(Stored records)
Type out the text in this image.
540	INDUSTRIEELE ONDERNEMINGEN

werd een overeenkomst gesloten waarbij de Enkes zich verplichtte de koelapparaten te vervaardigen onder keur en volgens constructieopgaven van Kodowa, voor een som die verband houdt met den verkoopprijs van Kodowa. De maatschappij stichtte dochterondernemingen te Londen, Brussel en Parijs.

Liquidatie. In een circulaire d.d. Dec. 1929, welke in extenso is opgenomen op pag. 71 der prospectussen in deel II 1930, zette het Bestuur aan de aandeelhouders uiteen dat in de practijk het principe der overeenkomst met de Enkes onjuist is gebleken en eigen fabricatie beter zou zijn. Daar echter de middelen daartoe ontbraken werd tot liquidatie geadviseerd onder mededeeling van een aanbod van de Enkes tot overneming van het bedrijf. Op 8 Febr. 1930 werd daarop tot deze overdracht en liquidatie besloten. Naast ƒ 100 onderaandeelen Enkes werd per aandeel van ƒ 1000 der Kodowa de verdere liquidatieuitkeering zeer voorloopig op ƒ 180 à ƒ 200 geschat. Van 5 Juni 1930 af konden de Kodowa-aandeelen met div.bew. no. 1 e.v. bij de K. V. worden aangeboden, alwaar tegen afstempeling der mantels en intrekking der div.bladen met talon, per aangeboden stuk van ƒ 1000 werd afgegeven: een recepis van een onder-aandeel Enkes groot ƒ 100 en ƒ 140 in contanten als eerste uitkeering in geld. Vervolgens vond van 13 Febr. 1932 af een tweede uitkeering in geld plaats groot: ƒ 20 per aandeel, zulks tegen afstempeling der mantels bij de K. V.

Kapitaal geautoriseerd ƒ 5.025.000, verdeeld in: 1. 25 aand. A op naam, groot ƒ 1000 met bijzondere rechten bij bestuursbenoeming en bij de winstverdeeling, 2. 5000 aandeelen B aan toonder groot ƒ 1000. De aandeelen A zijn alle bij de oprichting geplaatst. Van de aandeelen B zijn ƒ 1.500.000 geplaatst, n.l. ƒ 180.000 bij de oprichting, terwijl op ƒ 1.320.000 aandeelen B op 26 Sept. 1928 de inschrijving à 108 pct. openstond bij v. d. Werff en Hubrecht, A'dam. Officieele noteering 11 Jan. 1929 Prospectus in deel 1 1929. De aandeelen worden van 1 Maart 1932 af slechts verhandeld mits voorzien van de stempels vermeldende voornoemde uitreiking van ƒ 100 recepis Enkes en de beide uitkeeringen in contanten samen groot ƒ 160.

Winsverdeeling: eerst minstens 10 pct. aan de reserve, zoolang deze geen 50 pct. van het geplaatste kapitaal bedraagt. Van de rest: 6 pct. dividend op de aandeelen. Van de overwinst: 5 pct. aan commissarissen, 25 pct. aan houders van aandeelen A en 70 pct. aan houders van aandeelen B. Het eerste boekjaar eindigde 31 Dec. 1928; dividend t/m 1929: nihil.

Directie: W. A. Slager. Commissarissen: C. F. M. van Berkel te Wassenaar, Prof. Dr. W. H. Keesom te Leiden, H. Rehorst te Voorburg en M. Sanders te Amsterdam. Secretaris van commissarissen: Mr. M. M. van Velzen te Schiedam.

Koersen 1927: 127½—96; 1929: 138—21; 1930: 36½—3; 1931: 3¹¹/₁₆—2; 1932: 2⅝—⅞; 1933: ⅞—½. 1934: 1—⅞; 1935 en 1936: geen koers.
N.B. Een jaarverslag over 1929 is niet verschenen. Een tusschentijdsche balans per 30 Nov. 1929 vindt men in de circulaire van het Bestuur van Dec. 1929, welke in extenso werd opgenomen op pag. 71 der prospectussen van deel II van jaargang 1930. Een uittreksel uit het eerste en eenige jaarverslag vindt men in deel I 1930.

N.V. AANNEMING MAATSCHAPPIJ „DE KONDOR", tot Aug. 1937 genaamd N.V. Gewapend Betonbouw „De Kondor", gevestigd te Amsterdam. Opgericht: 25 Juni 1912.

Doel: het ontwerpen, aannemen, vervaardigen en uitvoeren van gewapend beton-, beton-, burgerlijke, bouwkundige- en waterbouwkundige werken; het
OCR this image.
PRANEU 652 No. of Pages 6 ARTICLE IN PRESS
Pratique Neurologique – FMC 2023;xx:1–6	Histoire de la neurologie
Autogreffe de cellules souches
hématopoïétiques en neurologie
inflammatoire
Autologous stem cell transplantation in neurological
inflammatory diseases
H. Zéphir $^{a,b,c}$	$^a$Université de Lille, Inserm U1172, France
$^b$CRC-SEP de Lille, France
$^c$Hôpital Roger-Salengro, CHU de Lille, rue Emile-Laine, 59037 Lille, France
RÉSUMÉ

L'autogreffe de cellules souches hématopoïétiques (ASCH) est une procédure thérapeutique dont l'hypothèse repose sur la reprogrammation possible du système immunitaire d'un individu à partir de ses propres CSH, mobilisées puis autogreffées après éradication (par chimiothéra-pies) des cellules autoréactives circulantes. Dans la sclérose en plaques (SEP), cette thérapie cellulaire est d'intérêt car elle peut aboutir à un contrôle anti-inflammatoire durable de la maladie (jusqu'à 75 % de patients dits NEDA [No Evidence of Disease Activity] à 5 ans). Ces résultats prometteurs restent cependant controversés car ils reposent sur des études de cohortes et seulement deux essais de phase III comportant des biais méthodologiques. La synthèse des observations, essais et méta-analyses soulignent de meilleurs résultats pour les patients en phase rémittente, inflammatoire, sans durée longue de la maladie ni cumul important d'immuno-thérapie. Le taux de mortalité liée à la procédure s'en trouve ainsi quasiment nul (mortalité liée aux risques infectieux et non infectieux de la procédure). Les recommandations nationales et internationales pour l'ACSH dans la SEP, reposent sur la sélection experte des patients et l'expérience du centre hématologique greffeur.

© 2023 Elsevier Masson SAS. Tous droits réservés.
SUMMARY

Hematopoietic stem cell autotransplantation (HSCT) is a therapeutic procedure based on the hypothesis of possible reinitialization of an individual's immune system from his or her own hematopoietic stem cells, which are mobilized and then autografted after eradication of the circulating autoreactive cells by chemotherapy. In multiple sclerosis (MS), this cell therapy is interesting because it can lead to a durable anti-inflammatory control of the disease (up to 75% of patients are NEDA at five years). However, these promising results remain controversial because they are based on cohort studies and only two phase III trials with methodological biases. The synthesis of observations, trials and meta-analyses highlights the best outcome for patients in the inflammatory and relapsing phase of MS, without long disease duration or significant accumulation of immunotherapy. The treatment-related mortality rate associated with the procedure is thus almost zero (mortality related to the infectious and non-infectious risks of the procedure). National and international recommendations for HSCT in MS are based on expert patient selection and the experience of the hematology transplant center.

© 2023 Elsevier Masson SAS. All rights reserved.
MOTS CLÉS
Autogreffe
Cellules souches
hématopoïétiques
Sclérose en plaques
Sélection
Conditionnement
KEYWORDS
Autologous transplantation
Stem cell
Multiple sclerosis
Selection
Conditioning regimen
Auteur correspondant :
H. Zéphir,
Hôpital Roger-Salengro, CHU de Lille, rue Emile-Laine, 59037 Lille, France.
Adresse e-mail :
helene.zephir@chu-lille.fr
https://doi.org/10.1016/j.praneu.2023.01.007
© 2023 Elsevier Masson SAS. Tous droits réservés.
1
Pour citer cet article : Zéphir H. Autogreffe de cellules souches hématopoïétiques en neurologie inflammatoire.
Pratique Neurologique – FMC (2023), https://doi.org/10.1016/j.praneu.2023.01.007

WHAT THE TASK ASKS » Answer with one number only: how many lines in the data contain the word "Autologous"?

SOLUTION » 2